## Set problem
Reproduce, character for character, the lines from the very first one through the line containing "1723, 1016, 1764]", including both.

## Input for this task
┄┄┄┄┄┄┄┄┄┄┄┄┄┄┄┄┄┄┄┄
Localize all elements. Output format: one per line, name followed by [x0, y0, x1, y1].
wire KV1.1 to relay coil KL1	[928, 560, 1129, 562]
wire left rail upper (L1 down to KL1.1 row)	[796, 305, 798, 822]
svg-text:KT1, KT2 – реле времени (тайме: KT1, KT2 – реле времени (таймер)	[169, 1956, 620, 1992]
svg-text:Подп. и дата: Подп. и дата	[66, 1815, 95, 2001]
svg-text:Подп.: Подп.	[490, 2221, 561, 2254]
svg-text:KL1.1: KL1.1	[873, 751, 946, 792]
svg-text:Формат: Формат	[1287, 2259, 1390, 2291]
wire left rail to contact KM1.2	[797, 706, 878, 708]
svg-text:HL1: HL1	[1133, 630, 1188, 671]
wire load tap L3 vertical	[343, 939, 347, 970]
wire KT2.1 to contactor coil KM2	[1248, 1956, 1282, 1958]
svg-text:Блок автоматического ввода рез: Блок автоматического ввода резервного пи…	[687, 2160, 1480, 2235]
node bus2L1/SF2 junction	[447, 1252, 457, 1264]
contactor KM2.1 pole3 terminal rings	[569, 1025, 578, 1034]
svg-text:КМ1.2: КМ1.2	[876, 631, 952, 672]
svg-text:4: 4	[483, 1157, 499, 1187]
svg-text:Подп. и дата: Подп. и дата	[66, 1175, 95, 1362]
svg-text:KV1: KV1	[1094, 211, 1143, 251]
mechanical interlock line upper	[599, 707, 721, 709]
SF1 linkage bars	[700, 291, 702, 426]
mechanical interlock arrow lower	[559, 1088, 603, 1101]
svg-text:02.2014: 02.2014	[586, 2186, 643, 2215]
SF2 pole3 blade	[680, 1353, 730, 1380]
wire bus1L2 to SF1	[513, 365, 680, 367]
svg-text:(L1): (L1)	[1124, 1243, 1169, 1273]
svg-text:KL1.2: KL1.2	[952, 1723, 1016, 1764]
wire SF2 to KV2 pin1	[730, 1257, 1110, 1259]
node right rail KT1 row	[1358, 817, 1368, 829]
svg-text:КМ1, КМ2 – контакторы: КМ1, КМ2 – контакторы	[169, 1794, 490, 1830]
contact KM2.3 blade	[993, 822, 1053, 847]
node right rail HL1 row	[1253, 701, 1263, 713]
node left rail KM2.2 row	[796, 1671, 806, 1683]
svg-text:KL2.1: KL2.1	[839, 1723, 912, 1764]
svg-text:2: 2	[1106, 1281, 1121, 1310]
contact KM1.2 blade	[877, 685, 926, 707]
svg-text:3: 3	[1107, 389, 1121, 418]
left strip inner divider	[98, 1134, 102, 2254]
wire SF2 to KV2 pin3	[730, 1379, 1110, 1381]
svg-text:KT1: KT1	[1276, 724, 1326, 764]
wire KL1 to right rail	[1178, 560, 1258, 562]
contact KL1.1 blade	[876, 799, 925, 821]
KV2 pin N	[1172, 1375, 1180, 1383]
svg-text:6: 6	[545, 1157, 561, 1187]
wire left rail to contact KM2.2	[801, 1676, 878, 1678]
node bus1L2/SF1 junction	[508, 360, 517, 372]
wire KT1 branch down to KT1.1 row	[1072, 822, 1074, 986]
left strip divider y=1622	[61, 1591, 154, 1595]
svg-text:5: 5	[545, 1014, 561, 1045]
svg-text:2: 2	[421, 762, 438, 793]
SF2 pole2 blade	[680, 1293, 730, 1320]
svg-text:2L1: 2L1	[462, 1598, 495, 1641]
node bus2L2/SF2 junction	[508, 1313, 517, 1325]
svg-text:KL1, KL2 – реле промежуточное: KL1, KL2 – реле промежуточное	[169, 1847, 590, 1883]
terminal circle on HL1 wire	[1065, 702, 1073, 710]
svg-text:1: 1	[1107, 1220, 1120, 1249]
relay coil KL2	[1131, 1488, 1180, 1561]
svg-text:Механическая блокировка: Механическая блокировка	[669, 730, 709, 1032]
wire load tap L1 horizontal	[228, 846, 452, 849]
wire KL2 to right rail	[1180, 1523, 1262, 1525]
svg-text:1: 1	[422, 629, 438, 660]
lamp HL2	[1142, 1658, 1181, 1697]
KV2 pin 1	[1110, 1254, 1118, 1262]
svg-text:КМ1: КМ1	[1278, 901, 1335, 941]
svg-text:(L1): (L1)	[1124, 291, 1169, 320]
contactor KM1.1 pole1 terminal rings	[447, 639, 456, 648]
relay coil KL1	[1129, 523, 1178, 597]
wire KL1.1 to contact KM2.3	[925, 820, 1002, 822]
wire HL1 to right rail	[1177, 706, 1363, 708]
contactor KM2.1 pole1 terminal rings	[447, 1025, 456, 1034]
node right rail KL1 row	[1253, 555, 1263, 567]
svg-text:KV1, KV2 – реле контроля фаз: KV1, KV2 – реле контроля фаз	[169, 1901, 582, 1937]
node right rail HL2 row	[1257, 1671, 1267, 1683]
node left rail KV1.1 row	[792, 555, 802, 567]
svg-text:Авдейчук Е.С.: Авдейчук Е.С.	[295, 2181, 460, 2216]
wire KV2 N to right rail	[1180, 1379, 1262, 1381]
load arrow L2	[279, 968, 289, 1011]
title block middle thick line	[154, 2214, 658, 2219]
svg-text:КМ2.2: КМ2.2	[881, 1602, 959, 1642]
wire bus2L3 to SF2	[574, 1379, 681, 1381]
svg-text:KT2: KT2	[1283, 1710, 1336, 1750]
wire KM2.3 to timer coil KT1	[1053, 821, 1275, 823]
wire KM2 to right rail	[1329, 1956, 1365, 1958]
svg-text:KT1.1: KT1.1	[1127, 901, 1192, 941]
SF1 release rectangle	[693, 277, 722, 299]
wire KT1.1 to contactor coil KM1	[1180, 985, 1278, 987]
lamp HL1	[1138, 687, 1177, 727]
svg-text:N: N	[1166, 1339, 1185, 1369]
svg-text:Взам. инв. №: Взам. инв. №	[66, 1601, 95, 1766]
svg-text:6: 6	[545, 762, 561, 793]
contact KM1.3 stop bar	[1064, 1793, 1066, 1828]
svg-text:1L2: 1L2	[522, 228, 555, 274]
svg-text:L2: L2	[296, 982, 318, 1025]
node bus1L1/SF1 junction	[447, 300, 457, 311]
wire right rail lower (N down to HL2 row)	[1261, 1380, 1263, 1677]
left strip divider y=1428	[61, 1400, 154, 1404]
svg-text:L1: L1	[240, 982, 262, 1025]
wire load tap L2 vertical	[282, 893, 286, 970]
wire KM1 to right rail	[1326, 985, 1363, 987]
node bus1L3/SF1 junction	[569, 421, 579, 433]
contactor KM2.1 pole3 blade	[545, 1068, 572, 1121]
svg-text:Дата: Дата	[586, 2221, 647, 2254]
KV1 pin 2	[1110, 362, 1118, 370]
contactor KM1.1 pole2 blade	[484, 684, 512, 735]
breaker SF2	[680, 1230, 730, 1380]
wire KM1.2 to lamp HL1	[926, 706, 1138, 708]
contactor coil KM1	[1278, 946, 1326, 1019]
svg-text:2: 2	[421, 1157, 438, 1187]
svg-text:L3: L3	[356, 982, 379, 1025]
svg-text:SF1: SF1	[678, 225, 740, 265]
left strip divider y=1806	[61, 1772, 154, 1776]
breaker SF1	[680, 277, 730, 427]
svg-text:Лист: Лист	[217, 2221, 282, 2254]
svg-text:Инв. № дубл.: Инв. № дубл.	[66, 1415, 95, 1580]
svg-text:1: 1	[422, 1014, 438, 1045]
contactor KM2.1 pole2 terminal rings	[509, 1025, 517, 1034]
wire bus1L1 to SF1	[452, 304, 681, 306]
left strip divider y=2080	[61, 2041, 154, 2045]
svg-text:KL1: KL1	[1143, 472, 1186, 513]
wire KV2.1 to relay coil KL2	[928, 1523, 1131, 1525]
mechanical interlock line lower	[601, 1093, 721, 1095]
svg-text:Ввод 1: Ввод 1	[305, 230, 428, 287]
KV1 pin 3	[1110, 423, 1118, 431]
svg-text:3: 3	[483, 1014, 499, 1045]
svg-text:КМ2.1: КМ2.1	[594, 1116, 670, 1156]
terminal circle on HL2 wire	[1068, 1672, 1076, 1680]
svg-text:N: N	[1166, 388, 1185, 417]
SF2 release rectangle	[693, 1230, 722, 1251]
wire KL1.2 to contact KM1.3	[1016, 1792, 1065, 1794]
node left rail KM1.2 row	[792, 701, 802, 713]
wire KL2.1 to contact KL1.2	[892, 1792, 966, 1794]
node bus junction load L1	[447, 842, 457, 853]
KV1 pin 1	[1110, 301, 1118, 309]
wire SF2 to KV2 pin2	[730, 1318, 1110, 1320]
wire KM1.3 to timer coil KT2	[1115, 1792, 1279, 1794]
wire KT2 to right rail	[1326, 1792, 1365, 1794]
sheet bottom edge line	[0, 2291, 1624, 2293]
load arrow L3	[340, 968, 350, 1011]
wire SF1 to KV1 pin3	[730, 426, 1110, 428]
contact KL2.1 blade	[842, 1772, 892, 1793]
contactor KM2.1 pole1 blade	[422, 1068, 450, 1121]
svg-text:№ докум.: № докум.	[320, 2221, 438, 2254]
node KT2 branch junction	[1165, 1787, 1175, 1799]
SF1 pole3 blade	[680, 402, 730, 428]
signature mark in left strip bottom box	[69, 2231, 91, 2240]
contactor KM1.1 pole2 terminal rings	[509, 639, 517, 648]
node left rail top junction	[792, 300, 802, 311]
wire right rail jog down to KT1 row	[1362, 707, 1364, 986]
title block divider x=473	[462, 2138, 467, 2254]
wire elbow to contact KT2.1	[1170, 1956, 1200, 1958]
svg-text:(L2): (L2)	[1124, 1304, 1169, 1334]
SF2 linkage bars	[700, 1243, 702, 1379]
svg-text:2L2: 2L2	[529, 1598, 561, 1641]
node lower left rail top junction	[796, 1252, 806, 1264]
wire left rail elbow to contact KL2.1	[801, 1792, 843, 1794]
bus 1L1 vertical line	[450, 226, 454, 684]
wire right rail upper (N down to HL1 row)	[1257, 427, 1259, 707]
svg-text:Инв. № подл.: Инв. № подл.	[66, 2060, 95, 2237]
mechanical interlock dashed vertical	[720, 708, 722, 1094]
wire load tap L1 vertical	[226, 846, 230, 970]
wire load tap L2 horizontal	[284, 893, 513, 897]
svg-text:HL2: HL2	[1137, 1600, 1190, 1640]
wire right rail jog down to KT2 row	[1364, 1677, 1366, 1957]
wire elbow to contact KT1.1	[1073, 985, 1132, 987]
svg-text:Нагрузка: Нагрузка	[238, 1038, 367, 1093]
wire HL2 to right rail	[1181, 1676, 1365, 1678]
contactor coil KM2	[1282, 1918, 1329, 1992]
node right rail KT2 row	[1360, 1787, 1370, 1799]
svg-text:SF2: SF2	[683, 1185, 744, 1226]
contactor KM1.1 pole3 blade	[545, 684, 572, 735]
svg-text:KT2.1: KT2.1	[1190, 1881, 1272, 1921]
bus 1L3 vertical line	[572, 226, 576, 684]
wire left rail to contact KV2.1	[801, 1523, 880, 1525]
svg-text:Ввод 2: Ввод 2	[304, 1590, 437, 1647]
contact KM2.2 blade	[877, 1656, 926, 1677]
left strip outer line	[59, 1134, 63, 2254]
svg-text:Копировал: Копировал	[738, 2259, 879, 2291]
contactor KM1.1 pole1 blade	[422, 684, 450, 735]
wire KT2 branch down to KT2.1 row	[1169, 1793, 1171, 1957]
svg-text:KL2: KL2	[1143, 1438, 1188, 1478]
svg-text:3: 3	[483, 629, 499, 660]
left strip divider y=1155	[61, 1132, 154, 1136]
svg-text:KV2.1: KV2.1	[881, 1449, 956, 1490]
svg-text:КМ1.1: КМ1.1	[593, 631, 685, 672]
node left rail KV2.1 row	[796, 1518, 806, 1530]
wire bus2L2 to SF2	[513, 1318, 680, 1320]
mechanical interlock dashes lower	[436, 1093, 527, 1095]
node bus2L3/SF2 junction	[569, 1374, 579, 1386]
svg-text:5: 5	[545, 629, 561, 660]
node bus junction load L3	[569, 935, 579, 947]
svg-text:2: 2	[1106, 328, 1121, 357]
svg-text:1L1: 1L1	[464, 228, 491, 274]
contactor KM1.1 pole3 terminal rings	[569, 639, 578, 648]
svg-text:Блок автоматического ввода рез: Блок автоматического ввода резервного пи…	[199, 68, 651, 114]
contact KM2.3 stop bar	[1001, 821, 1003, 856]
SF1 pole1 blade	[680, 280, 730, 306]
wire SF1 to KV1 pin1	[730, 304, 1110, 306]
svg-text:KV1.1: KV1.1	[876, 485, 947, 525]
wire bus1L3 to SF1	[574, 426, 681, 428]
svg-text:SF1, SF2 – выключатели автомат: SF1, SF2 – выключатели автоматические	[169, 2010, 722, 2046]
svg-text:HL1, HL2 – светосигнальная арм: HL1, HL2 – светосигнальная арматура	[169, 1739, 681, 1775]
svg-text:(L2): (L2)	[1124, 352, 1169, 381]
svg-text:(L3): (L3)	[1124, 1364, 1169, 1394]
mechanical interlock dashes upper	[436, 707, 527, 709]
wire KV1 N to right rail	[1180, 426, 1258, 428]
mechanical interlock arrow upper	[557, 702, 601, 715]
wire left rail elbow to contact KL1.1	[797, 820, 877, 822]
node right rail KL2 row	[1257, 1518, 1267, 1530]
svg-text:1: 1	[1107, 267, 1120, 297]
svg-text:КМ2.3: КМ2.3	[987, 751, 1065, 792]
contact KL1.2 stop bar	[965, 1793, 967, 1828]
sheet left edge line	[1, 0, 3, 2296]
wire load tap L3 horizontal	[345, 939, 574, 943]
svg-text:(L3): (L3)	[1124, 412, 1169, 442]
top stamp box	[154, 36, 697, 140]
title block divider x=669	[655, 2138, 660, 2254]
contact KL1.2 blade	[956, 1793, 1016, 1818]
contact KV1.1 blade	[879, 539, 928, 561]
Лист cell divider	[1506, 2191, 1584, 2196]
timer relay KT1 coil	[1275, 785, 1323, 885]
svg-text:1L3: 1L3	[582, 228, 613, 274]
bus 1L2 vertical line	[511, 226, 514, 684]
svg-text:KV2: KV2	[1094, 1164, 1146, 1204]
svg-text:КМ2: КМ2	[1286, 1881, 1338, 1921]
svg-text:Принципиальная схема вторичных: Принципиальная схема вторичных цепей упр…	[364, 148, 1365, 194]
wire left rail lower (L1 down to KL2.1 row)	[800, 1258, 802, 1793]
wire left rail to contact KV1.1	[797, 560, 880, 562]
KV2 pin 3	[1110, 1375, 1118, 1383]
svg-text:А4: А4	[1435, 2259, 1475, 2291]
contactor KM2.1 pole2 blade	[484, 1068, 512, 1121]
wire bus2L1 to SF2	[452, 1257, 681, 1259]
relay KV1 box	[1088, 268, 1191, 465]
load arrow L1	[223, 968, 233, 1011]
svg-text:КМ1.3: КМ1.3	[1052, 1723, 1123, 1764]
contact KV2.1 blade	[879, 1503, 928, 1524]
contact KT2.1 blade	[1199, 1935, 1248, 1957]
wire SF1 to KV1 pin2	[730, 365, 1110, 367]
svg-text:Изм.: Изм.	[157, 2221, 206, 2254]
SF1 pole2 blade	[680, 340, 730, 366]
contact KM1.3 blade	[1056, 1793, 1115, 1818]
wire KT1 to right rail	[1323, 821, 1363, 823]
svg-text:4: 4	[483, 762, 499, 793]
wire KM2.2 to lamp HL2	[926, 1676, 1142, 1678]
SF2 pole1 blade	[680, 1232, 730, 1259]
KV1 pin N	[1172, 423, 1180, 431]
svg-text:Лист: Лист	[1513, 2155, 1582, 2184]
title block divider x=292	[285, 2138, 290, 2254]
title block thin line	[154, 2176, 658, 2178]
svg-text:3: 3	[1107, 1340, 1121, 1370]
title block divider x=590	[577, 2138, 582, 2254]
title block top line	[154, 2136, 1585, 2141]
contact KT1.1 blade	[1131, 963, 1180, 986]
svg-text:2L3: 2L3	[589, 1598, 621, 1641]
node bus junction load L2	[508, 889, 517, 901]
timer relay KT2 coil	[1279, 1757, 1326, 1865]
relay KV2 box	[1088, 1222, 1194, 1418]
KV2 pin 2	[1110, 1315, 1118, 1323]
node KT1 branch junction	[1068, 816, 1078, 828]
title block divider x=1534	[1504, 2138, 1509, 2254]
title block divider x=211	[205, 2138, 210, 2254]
┄┄┄┄┄┄┄┄┄┄┄┄┄┄┄┄┄┄┄┄
## Task result
Localize all elements. Output format: one per line, name followed by [x0, y0, x1, y1].
wire KV1.1 to relay coil KL1	[928, 560, 1129, 562]
wire left rail upper (L1 down to KL1.1 row)	[796, 305, 798, 822]
svg-text:KT1, KT2 – реле времени (тайме: KT1, KT2 – реле времени (таймер)	[169, 1956, 620, 1992]
svg-text:Подп. и дата: Подп. и дата	[66, 1815, 95, 2001]
svg-text:Подп.: Подп.	[490, 2221, 561, 2254]
svg-text:KL1.1: KL1.1	[873, 751, 946, 792]
svg-text:Формат: Формат	[1287, 2259, 1390, 2291]
wire left rail to contact KM1.2	[797, 706, 878, 708]
svg-text:HL1: HL1	[1133, 630, 1188, 671]
wire load tap L3 vertical	[343, 939, 347, 970]
wire KT2.1 to contactor coil KM2	[1248, 1956, 1282, 1958]
svg-text:Блок автоматического ввода рез: Блок автоматического ввода резервного пи…	[687, 2160, 1480, 2235]
node bus2L1/SF2 junction	[447, 1252, 457, 1264]
contactor KM2.1 pole3 terminal rings	[569, 1025, 578, 1034]
svg-text:КМ1.2: КМ1.2	[876, 631, 952, 672]
svg-text:4: 4	[483, 1157, 499, 1187]
svg-text:Подп. и дата: Подп. и дата	[66, 1175, 95, 1362]
svg-text:KV1: KV1	[1094, 211, 1143, 251]
mechanical interlock line upper	[599, 707, 721, 709]
SF1 linkage bars	[700, 291, 702, 426]
mechanical interlock arrow lower	[559, 1088, 603, 1101]
svg-text:02.2014: 02.2014	[586, 2186, 643, 2215]
SF2 pole3 blade	[680, 1353, 730, 1380]
wire bus1L2 to SF1	[513, 365, 680, 367]
svg-text:(L1): (L1)	[1124, 1243, 1169, 1273]
svg-text:KL1.2: KL1.2	[952, 1723, 1016, 1764]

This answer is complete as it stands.